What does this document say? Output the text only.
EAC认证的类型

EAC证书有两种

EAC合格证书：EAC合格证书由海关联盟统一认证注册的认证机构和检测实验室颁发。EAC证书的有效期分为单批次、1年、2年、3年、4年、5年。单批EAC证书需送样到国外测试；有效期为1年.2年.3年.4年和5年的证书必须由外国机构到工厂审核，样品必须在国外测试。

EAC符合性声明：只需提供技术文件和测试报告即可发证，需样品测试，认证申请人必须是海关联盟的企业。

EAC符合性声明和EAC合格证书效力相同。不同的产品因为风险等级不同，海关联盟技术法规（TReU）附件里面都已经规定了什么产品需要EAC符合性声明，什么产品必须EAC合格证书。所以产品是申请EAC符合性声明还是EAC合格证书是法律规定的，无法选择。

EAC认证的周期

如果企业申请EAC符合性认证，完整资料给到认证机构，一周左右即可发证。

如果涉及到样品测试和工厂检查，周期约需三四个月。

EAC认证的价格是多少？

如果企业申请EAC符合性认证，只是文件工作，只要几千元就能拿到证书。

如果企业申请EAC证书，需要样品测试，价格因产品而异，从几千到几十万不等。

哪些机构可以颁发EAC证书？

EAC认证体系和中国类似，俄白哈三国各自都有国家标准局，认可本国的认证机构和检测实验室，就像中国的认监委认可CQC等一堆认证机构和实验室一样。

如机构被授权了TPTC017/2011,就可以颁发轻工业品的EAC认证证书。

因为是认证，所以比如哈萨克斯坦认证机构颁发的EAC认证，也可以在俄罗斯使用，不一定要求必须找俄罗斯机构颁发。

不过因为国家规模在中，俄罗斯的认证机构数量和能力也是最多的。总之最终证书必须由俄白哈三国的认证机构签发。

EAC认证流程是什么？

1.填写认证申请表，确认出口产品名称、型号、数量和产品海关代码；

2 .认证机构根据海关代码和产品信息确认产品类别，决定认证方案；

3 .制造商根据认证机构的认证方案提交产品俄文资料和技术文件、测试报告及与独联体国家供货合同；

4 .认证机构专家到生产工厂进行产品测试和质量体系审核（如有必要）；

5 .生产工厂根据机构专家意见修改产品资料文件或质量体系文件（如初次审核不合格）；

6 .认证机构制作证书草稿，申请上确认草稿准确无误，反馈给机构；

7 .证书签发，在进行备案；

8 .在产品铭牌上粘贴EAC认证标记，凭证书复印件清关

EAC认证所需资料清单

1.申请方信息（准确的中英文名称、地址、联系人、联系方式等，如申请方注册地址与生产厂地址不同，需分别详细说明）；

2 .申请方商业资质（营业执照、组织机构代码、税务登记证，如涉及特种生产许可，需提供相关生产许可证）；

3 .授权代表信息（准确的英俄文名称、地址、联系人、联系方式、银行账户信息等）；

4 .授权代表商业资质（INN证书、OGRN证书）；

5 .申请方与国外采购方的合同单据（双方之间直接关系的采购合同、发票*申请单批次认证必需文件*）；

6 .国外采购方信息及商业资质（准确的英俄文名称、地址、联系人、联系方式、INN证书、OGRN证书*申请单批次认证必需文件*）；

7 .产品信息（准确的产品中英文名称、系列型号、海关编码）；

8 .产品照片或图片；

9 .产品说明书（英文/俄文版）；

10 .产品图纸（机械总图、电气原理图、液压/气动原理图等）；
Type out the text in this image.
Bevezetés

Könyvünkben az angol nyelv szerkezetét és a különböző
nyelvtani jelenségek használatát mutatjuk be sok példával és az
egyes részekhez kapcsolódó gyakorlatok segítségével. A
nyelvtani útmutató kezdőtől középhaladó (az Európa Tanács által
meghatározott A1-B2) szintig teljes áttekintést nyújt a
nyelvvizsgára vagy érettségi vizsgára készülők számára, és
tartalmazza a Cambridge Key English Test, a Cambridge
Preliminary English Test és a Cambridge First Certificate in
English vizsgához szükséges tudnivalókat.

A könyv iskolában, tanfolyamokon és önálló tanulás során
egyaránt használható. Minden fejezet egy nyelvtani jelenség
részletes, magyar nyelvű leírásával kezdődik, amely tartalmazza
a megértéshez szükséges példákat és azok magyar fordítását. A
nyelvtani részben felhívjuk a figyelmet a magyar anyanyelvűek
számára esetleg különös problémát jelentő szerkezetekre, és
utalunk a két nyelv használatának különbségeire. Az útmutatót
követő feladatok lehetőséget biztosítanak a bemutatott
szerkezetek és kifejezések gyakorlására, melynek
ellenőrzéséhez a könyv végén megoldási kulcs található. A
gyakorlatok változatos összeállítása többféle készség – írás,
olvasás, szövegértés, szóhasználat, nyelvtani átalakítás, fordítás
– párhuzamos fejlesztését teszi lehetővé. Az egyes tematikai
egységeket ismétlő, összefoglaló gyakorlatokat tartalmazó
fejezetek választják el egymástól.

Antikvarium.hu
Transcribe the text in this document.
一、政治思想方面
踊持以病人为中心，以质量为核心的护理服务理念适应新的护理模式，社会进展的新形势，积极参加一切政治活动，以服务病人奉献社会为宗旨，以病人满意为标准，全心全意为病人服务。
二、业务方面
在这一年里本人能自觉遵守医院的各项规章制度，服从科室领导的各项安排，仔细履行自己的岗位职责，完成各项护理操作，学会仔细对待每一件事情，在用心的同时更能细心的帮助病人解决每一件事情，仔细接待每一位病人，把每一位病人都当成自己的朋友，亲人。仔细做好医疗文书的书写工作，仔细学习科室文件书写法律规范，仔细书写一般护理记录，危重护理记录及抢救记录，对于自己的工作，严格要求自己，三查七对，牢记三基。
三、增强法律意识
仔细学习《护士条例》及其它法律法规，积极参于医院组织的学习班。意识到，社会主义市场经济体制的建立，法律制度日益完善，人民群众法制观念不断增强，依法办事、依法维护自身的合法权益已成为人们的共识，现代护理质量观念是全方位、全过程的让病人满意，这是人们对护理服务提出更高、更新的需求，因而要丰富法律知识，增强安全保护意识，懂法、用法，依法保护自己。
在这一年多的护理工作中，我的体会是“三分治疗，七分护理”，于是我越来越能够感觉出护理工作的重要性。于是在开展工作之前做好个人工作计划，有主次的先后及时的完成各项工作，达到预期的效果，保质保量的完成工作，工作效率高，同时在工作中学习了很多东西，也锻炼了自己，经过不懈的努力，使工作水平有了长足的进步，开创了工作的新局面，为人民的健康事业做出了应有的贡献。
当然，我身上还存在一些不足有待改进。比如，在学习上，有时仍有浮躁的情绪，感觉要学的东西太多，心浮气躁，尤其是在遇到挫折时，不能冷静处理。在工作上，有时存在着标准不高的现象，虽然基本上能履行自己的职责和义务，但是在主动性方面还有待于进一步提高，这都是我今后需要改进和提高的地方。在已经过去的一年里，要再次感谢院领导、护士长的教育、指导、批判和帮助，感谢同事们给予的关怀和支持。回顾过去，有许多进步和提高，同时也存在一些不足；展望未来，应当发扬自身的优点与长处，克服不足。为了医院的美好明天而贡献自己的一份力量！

§ **PROBLEM TO SOLVE**: Write down the full listing again, exactly.

§ **RESPONSE**:
What does this document say? Output the text only.
EAC认证的类型

EAC证书有两种

EAC合格证书：EAC合格证书由海关联盟统一认证注册的认证机构和检测实验室颁发。EAC证书的有效期分为单批次、1年、2年、3年、4年、5年。单批EAC证书需送样到国外测试；有效期为1年.2年.3年.4年和5年的证书必须由外国机构到工厂审核，样品必须在国外测试。

EAC符合性声明：只需提供技术文件和测试报告即可发证，需样品测试，认证申请人必须是海关联盟的企业。

EAC符合性声明和EAC合格证书效力相同。不同的产品因为风险等级不同，海关联盟技术法规（TReU）附件里面都已经规定了什么产品需要EAC符合性声明，什么产品必须EAC合格证书。所以产品是申请EAC符合性声明还是EAC合格证书是法律规定的，无法选择。

EAC认证的周期

如果企业申请EAC符合性认证，完整资料给到认证机构，一周左右即可发证。

如果涉及到样品测试和工厂检查，周期约需三四个月。

EAC认证的价格是多少？

如果企业申请EAC符合性认证，只是文件工作，只要几千元就能拿到证书。

如果企业申请EAC证书，需要样品测试，价格因产品而异，从几千到几十万不等。

哪些机构可以颁发EAC证书？

EAC认证体系和中国类似，俄白哈三国各自都有国家标准局，认可本国的认证机构和检测实验室，就像中国的认监委认可CQC等一堆认证机构和实验室一样。

如机构被授权了TPTC017/2011,就可以颁发轻工业品的EAC认证证书。

因为是认证，所以比如哈萨克斯坦认证机构颁发的EAC认证，也可以在俄罗斯使用，不一定要求必须找俄罗斯机构颁发。

不过因为国家规模在中，俄罗斯的认证机构数量和能力也是最多的。总之最终证书必须由俄白哈三国的认证机构签发。

EAC认证流程是什么？

1.填写认证申请表，确认出口产品名称、型号、数量和产品海关代码；

2 .认证机构根据海关代码和产品信息确认产品类别，决定认证方案；

3 .制造商根据认证机构的认证方案提交产品俄文资料和技术文件、测试报告及与独联体国家供货合同；

4 .认证机构专家到生产工厂进行产品测试和质量体系审核（如有必要）；

5 .生产工厂根据机构专家意见修改产品资料文件或质量体系文件（如初次审核不合格）；

6 .认证机构制作证书草稿，申请上确认草稿准确无误，反馈给机构；

7 .证书签发，在进行备案；

8 .在产品铭牌上粘贴EAC认证标记，凭证书复印件清关

EAC认证所需资料清单

1.申请方信息（准确的中英文名称、地址、联系人、联系方式等，如申请方注册地址与生产厂地址不同，需分别详细说明）；

2 .申请方商业资质（营业执照、组织机构代码、税务登记证，如涉及特种生产许可，需提供相关生产许可证）；

3 .授权代表信息（准确的英俄文名称、地址、联系人、联系方式、银行账户信息等）；

4 .授权代表商业资质（INN证书、OGRN证书）；

5 .申请方与国外采购方的合同单据（双方之间直接关系的采购合同、发票*申请单批次认证必需文件*）；

6 .国外采购方信息及商业资质（准确的英俄文名称、地址、联系人、联系方式、INN证书、OGRN证书*申请单批次认证必需文件*）；

7 .产品信息（准确的产品中英文名称、系列型号、海关编码）；

8 .产品照片或图片；

9 .产品说明书（英文/俄文版）；

10 .产品图纸（机械总图、电气原理图、液压/气动原理图等）；
Type out the text in this image.
Bevezetés

Könyvünkben az angol nyelv szerkezetét és a különböző
nyelvtani jelenségek használatát mutatjuk be sok példával és az
egyes részekhez kapcsolódó gyakorlatok segítségével. A
nyelvtani útmutató kezdőtől középhaladó (az Európa Tanács által
meghatározott A1-B2) szintig teljes áttekintést nyújt a
nyelvvizsgára vagy érettségi vizsgára készülők számára, és
tartalmazza a Cambridge Key English Test, a Cambridge
Preliminary English Test és a Cambridge First Certificate in
English vizsgához szükséges tudnivalókat.

A könyv iskolában, tanfolyamokon és önálló tanulás során
egyaránt használható. Minden fejezet egy nyelvtani jelenség
részletes, magyar nyelvű leírásával kezdődik, amely tartalmazza
a megértéshez szükséges példákat és azok magyar fordítását. A
nyelvtani részben felhívjuk a figyelmet a magyar anyanyelvűek
számára esetleg különös problémát jelentő szerkezetekre, és
utalunk a két nyelv használatának különbségeire. Az útmutatót
követő feladatok lehetőséget biztosítanak a bemutatott
szerkezetek és kifejezések gyakorlására, melynek
ellenőrzéséhez a könyv végén megoldási kulcs található. A
gyakorlatok változatos összeállítása többféle készség – írás,
olvasás, szövegértés, szóhasználat, nyelvtani átalakítás, fordítás
– párhuzamos fejlesztését teszi lehetővé. Az egyes tematikai
egységeket ismétlő, összefoglaló gyakorlatokat tartalmazó
fejezetek választják el egymástól.

Antikvarium.hu
Transcribe the text in this document.
一、政治思想方面
踊持以病人为中心，以质量为核心的护理服务理念适应新的护理模式，社会进展的新形势，积极参加一切政治活动，以服务病人奉献社会为宗旨，以病人满意为标准，全心全意为病人服务。
二、业务方面
在这一年里本人能自觉遵守医院的各项规章制度，服从科室领导的各项安排，仔细履行自己的岗位职责，完成各项护理操作，学会仔细对待每一件事情，在用心的同时更能细心的帮助病人解决每一件事情，仔细接待每一位病人，把每一位病人都当成自己的朋友，亲人。仔细做好医疗文书的书写工作，仔细学习科室文件书写法律规范，仔细书写一般护理记录，危重护理记录及抢救记录，对于自己的工作，严格要求自己，三查七对，牢记三基。
三、增强法律意识
仔细学习《护士条例》及其它法律法规，积极参于医院组织的学习班。意识到，社会主义市场经济体制的建立，法律制度日益完善，人民群众法制观念不断增强，依法办事、依法维护自身的合法权益已成为人们的共识，现代护理质量观念是全方位、全过程的让病人满意，这是人们对护理服务提出更高、更新的需求，因而要丰富法律知识，增强安全保护意识，懂法、用法，依法保护自己。
在这一年多的护理工作中，我的体会是“三分治疗，七分护理”，于是我越来越能够感觉出护理工作的重要性。于是在开展工作之前做好个人工作计划，有主次的先后及时的完成各项工作，达到预期的效果，保质保量的完成工作，工作效率高，同时在工作中学习了很多东西，也锻炼了自己，经过不懈的努力，使工作水平有了长足的进步，开创了工作的新局面，为人民的健康事业做出了应有的贡献。
当然，我身上还存在一些不足有待改进。比如，在学习上，有时仍有浮躁的情绪，感觉要学的东西太多，心浮气躁，尤其是在遇到挫折时，不能冷静处理。在工作上，有时存在着标准不高的现象，虽然基本上能履行自己的职责和义务，但是在主动性方面还有待于进一步提高，这都是我今后需要改进和提高的地方。在已经过去的一年里，要再次感谢院领导、护士长的教育、指导、批判和帮助，感谢同事们给予的关怀和支持。回顾过去，有许多进步和提高，同时也存在一些不足；展望未来，应当发扬自身的优点与长处，克服不足。为了医院的美好明天而贡献自己的一份力量！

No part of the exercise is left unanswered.